TO BE DONE: Write out the full set of records below exactly.
── DATA TO USE
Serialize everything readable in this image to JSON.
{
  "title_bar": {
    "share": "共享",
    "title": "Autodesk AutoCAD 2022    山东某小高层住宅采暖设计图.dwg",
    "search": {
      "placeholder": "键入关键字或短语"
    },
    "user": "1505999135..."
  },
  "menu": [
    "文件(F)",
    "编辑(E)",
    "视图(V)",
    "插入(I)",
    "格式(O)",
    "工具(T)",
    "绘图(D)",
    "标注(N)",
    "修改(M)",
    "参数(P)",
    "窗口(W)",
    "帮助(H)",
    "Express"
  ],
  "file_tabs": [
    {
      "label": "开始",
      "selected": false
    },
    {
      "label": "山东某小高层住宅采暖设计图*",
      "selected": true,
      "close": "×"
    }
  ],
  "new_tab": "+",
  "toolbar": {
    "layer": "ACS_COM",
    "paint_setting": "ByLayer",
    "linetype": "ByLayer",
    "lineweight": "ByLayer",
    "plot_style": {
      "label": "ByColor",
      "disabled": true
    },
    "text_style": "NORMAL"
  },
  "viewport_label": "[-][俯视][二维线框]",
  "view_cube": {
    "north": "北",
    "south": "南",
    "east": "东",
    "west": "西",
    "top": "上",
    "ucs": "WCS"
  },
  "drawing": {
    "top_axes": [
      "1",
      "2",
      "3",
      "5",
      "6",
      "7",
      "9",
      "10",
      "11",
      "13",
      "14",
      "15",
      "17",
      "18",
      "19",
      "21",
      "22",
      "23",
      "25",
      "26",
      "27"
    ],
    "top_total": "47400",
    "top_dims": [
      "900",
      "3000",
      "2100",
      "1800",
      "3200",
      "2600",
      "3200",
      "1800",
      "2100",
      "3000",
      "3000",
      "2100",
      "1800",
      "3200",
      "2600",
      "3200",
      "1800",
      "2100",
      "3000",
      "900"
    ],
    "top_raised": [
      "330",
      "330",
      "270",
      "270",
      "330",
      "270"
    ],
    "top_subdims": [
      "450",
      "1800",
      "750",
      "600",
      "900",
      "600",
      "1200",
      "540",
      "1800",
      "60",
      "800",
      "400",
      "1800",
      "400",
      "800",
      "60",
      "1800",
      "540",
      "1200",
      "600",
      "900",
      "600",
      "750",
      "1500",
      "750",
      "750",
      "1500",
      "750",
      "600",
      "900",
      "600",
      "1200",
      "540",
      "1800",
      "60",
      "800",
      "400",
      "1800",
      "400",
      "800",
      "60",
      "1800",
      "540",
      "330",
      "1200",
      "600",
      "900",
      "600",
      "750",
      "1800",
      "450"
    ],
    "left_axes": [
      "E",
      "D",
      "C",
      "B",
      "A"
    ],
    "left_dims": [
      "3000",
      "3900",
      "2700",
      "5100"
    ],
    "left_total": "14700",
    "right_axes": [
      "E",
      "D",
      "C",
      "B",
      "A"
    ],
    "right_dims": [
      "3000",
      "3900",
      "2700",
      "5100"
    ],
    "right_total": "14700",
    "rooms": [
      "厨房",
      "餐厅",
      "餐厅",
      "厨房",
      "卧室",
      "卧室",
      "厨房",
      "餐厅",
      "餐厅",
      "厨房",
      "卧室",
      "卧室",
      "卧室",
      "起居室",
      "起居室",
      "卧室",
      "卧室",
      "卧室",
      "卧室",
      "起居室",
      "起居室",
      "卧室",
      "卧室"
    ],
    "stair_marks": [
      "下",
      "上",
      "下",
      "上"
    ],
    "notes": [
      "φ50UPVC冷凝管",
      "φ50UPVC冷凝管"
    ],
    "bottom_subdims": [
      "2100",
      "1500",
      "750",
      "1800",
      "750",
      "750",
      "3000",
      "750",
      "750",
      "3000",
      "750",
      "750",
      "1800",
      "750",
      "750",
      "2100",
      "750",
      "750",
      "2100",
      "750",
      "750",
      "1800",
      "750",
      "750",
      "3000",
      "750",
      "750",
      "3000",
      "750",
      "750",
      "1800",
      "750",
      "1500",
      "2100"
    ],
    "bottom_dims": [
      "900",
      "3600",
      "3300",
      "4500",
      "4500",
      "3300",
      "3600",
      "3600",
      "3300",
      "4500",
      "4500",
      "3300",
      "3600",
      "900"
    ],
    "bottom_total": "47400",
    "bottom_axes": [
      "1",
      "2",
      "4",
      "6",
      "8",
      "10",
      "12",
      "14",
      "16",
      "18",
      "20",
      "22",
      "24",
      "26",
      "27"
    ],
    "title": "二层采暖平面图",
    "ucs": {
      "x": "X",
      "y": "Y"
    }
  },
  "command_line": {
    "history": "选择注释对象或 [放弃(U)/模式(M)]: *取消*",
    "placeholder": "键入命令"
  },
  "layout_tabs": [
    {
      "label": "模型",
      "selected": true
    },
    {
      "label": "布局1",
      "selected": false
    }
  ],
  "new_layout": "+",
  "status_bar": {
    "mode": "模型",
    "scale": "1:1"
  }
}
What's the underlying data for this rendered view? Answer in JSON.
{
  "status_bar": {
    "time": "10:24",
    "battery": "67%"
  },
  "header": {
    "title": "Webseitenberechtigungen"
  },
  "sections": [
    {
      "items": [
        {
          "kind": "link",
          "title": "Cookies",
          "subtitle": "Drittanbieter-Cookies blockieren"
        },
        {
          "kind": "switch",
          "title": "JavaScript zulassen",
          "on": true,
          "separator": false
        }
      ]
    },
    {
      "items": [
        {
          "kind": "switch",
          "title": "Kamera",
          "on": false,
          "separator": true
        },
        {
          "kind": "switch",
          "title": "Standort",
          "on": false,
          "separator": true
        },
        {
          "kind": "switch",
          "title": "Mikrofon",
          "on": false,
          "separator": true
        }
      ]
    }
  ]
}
────
SOLVED PROBLEM:
Serialize everything readable in this image to JSON.
{
  "title_bar": {
    "share": "共享",
    "title": "Autodesk AutoCAD 2022    山东某小高层住宅采暖设计图.dwg",
    "search": {
      "placeholder": "键入关键字或短语"
    },
    "user": "1505999135..."
  },
  "menu": [
    "文件(F)",
    "编辑(E)",
    "视图(V)",
    "插入(I)",
    "格式(O)",
    "工具(T)",
    "绘图(D)",
    "标注(N)",
    "修改(M)",
    "参数(P)",
    "窗口(W)",
    "帮助(H)",
    "Express"
  ],
  "file_tabs": [
    {
      "label": "开始",
      "selected": false
    },
    {
      "label": "山东某小高层住宅采暖设计图*",
      "selected": true,
      "close": "×"
    }
  ],
  "new_tab": "+",
  "toolbar": {
    "layer": "ACS_COM",
    "paint_setting": "ByLayer",
    "linetype": "ByLayer",
    "lineweight": "ByLayer",
    "plot_style": {
      "label": "ByColor",
      "disabled": true
    },
    "text_style": "NORMAL"
  },
  "viewport_label": "[-][俯视][二维线框]",
  "view_cube": {
    "north": "北",
    "south": "南",
    "east": "东",
    "west": "西",
    "top": "上",
    "ucs": "WCS"
  },
  "drawing": {
    "top_axes": [
      "1",
      "2",
      "3",
      "5",
      "6",
      "7",
      "9",
      "10",
      "11",
      "13",
      "14",
      "15",
      "17",
      "18",
      "19",
      "21",
      "22",
      "23",
      "25",
      "26",
      "27"
    ],
    "top_total": "47400",
    "top_dims": [
      "900",
      "3000",
      "2100",
      "1800",
      "3200",
      "2600",
      "3200",
      "1800",
      "2100",
      "3000",
      "3000",
      "2100",
      "1800",
      "3200",
      "2600",
      "3200",
      "1800",
      "2100",
      "3000",
      "900"
    ],
    "top_raised": [
      "330",
      "330",
      "270",
      "270",
      "330",
      "270"
    ],
    "top_subdims": [
      "450",
      "1800",
      "750",
      "600",
      "900",
      "600",
      "1200",
      "540",
      "1800",
      "60",
      "800",
      "400",
      "1800",
      "400",
      "800",
      "60",
      "1800",
      "540",
      "1200",
      "600",
      "900",
      "600",
      "750",
      "1500",
      "750",
      "750",
      "1500",
      "750",
      "600",
      "900",
      "600",
      "1200",
      "540",
      "1800",
      "60",
      "800",
      "400",
      "1800",
      "400",
      "800",
      "60",
      "1800",
      "540",
      "330",
      "1200",
      "600",
      "900",
      "600",
      "750",
      "1800",
      "450"
    ],
    "left_axes": [
      "E",
      "D",
      "C",
      "B",
      "A"
    ],
    "left_dims": [
      "3000",
      "3900",
      "2700",
      "5100"
    ],
    "left_total": "14700",
    "right_axes": [
      "E",
      "D",
      "C",
      "B",
      "A"
    ],
    "right_dims": [
      "3000",
      "3900",
      "2700",
      "5100"
    ],
    "right_total": "14700",
    "rooms": [
      "厨房",
      "餐厅",
      "餐厅",
      "厨房",
      "卧室",
      "卧室",
      "厨房",
      "餐厅",
      "餐厅",
      "厨房",
      "卧室",
      "卧室",
      "卧室",
      "起居室",
      "起居室",
      "卧室",
      "卧室",
      "卧室",
      "卧室",
      "起居室",
      "起居室",
      "卧室",
      "卧室"
    ],
    "stair_marks": [
      "下",
      "上",
      "下",
      "上"
    ],
    "notes": [
      "φ50UPVC冷凝管",
      "φ50UPVC冷凝管"
    ],
    "bottom_subdims": [
      "2100",
      "1500",
      "750",
      "1800",
      "750",
      "750",
      "3000",
      "750",
      "750",
      "3000",
      "750",
      "750",
      "1800",
      "750",
      "750",
      "2100",
      "750",
      "750",
      "2100",
      "750",
      "750",
      "1800",
      "750",
      "750",
      "3000",
      "750",
      "750",
      "3000",
      "750",
      "750",
      "1800",
      "750",
      "1500",
      "2100"
    ],
    "bottom_dims": [
      "900",
      "3600",
      "3300",
      "4500",
      "4500",
      "3300",
      "3600",
      "3600",
      "3300",
      "4500",
      "4500",
      "3300",
      "3600",
      "900"
    ],
    "bottom_total": "47400",
    "bottom_axes": [
      "1",
      "2",
      "4",
      "6",
      "8",
      "10",
      "12",
      "14",
      "16",
      "18",
      "20",
      "22",
      "24",
      "26",
      "27"
    ],
    "title": "二层采暖平面图",
    "ucs": {
      "x": "X",
      "y": "Y"
    }
  },
  "command_line": {
    "history": "选择注释对象或 [放弃(U)/模式(M)]: *取消*",
    "placeholder": "键入命令"
  },
  "layout_tabs": [
    {
      "label": "模型",
      "selected": true
    },
    {
      "label": "布局1",
      "selected": false
    }
  ],
  "new_layout": "+",
  "status_bar": {
    "mode": "模型",
    "scale": "1:1"
  }
}
What's the underlying data for this rendered view? Answer in JSON.
{
  "status_bar": {
    "time": "10:24",
    "battery": "67%"
  },
  "header": {
    "title": "Webseitenberechtigungen"
  },
  "sections": [
    {
      "items": [
        {
          "kind": "link",
          "title": "Cookies",
          "subtitle": "Drittanbieter-Cookies blockieren"
        },
        {
          "kind": "switch",
          "title": "JavaScript zulassen",
          "on": true,
          "separator": false
        }
      ]
    },
    {
      "items": [
        {
          "kind": "switch",
          "title": "Kamera",
          "on": false,
          "separator": true
        },
        {
          "kind": "switch",
          "title": "Standort",
          "on": false,
          "separator": true
        },
        {
          "kind": "switch",
          "title": "Mikrofon",
          "on": false,
          "separator": true
        }
      ]
    }
  ]
}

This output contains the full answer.